> [Request]: Without omitting anything, retype the data that follows.

BEGIN Material for this task

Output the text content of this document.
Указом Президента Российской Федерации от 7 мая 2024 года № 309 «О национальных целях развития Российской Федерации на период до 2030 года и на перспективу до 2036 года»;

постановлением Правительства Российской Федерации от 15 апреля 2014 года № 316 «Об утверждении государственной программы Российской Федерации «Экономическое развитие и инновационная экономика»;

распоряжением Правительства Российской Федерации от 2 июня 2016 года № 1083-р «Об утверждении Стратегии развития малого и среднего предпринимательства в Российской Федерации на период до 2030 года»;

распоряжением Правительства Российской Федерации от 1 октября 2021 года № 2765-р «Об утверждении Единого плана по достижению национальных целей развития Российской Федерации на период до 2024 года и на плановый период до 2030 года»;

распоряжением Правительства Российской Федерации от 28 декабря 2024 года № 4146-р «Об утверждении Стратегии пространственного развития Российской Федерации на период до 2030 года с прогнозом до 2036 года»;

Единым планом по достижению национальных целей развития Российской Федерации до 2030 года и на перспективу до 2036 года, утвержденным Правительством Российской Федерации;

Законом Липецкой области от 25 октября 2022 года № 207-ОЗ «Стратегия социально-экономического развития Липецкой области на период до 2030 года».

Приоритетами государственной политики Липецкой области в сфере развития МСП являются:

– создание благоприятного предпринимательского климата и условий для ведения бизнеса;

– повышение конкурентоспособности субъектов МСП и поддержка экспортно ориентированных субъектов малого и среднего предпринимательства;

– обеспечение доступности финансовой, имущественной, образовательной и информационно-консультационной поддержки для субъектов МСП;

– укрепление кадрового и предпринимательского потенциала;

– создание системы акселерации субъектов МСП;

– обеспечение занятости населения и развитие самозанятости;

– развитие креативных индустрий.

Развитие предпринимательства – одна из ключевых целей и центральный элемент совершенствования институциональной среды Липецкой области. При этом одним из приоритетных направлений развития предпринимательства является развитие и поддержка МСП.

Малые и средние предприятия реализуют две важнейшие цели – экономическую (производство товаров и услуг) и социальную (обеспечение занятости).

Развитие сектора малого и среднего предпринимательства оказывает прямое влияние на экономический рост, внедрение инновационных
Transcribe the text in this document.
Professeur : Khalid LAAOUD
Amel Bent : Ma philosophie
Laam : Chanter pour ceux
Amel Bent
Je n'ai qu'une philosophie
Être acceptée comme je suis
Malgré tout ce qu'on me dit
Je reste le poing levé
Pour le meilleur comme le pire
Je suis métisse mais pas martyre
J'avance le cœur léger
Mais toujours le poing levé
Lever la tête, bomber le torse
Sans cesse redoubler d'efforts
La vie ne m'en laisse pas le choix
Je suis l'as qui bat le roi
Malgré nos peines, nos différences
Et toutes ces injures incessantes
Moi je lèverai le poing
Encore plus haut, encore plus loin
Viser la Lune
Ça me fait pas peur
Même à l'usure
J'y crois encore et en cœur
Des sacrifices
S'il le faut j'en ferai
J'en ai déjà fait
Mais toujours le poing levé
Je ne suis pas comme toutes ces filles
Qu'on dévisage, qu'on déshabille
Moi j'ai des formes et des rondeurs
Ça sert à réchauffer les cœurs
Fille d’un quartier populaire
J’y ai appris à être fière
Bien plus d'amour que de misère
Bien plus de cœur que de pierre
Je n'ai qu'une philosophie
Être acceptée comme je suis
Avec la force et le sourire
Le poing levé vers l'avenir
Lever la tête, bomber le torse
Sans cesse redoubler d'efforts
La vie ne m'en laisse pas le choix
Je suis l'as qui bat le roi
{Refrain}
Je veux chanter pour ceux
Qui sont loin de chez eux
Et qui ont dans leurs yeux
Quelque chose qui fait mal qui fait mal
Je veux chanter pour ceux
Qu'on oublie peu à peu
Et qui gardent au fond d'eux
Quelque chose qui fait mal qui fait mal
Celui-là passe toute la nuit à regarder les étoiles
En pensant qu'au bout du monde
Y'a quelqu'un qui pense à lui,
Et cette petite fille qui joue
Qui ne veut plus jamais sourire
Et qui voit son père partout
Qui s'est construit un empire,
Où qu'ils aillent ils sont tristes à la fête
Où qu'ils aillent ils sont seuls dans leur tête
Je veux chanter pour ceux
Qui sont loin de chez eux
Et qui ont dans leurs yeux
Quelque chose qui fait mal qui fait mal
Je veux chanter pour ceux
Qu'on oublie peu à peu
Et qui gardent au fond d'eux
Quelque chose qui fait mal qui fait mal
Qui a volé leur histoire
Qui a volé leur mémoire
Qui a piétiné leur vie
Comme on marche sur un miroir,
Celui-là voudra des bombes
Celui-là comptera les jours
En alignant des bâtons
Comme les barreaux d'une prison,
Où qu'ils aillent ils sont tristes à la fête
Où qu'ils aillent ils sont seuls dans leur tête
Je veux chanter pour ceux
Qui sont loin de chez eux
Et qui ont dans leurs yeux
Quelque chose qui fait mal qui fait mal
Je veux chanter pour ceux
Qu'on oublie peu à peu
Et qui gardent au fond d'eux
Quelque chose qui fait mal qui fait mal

END Material for this task

> [Answer to the exercise]:
Output the text content of this document.
Указом Президента Российской Федерации от 7 мая 2024 года № 309 «О национальных целях развития Российской Федерации на период до 2030 года и на перспективу до 2036 года»;

постановлением Правительства Российской Федерации от 15 апреля 2014 года № 316 «Об утверждении государственной программы Российской Федерации «Экономическое развитие и инновационная экономика»;

распоряжением Правительства Российской Федерации от 2 июня 2016 года № 1083-р «Об утверждении Стратегии развития малого и среднего предпринимательства в Российской Федерации на период до 2030 года»;

распоряжением Правительства Российской Федерации от 1 октября 2021 года № 2765-р «Об утверждении Единого плана по достижению национальных целей развития Российской Федерации на период до 2024 года и на плановый период до 2030 года»;

распоряжением Правительства Российской Федерации от 28 декабря 2024 года № 4146-р «Об утверждении Стратегии пространственного развития Российской Федерации на период до 2030 года с прогнозом до 2036 года»;

Единым планом по достижению национальных целей развития Российской Федерации до 2030 года и на перспективу до 2036 года, утвержденным Правительством Российской Федерации;

Законом Липецкой области от 25 октября 2022 года № 207-ОЗ «Стратегия социально-экономического развития Липецкой области на период до 2030 года».

Приоритетами государственной политики Липецкой области в сфере развития МСП являются:

– создание благоприятного предпринимательского климата и условий для ведения бизнеса;

– повышение конкурентоспособности субъектов МСП и поддержка экспортно ориентированных субъектов малого и среднего предпринимательства;

– обеспечение доступности финансовой, имущественной, образовательной и информационно-консультационной поддержки для субъектов МСП;

– укрепление кадрового и предпринимательского потенциала;

– создание системы акселерации субъектов МСП;

– обеспечение занятости населения и развитие самозанятости;

– развитие креативных индустрий.

Развитие предпринимательства – одна из ключевых целей и центральный элемент совершенствования институциональной среды Липецкой области. При этом одним из приоритетных направлений развития предпринимательства является развитие и поддержка МСП.

Малые и средние предприятия реализуют две важнейшие цели – экономическую (производство товаров и услуг) и социальную (обеспечение занятости).

Развитие сектора малого и среднего предпринимательства оказывает прямое влияние на экономический рост, внедрение инновационных
Transcribe the text in this document.
Professeur : Khalid LAAOUD
Amel Bent : Ma philosophie
Laam : Chanter pour ceux
Amel Bent
Je n'ai qu'une philosophie
Être acceptée comme je suis
Malgré tout ce qu'on me dit
Je reste le poing levé
Pour le meilleur comme le pire
Je suis métisse mais pas martyre
J'avance le cœur léger
Mais toujours le poing levé
Lever la tête, bomber le torse
Sans cesse redoubler d'efforts
La vie ne m'en laisse pas le choix
Je suis l'as qui bat le roi
Malgré nos peines, nos différences
Et toutes ces injures incessantes
Moi je lèverai le poing
Encore plus haut, encore plus loin
Viser la Lune
Ça me fait pas peur
Même à l'usure
J'y crois encore et en cœur
Des sacrifices
S'il le faut j'en ferai
J'en ai déjà fait
Mais toujours le poing levé
Je ne suis pas comme toutes ces filles
Qu'on dévisage, qu'on déshabille
Moi j'ai des formes et des rondeurs
Ça sert à réchauffer les cœurs
Fille d’un quartier populaire
J’y ai appris à être fière
Bien plus d'amour que de misère
Bien plus de cœur que de pierre
Je n'ai qu'une philosophie
Être acceptée comme je suis
Avec la force et le sourire
Le poing levé vers l'avenir
Lever la tête, bomber le torse
Sans cesse redoubler d'efforts
La vie ne m'en laisse pas le choix
Je suis l'as qui bat le roi
{Refrain}
Je veux chanter pour ceux
Qui sont loin de chez eux
Et qui ont dans leurs yeux
Quelque chose qui fait mal qui fait mal
Je veux chanter pour ceux
Qu'on oublie peu à peu
Et qui gardent au fond d'eux
Quelque chose qui fait mal qui fait mal
Celui-là passe toute la nuit à regarder les étoiles
En pensant qu'au bout du monde
Y'a quelqu'un qui pense à lui,
Et cette petite fille qui joue
Qui ne veut plus jamais sourire
Et qui voit son père partout
Qui s'est construit un empire,
Où qu'ils aillent ils sont tristes à la fête
Où qu'ils aillent ils sont seuls dans leur tête
Je veux chanter pour ceux
Qui sont loin de chez eux
Et qui ont dans leurs yeux
Quelque chose qui fait mal qui fait mal
Je veux chanter pour ceux
Qu'on oublie peu à peu
Et qui gardent au fond d'eux
Quelque chose qui fait mal qui fait mal
Qui a volé leur histoire
Qui a volé leur mémoire
Qui a piétiné leur vie
Comme on marche sur un miroir,
Celui-là voudra des bombes
Celui-là comptera les jours
En alignant des bâtons
Comme les barreaux d'une prison,
Où qu'ils aillent ils sont tristes à la fête
Où qu'ils aillent ils sont seuls dans leur tête
Je veux chanter pour ceux
Qui sont loin de chez eux
Et qui ont dans leurs yeux
Quelque chose qui fait mal qui fait mal
Je veux chanter pour ceux
Qu'on oublie peu à peu
Et qui gardent au fond d'eux
Quelque chose qui fait mal qui fait mal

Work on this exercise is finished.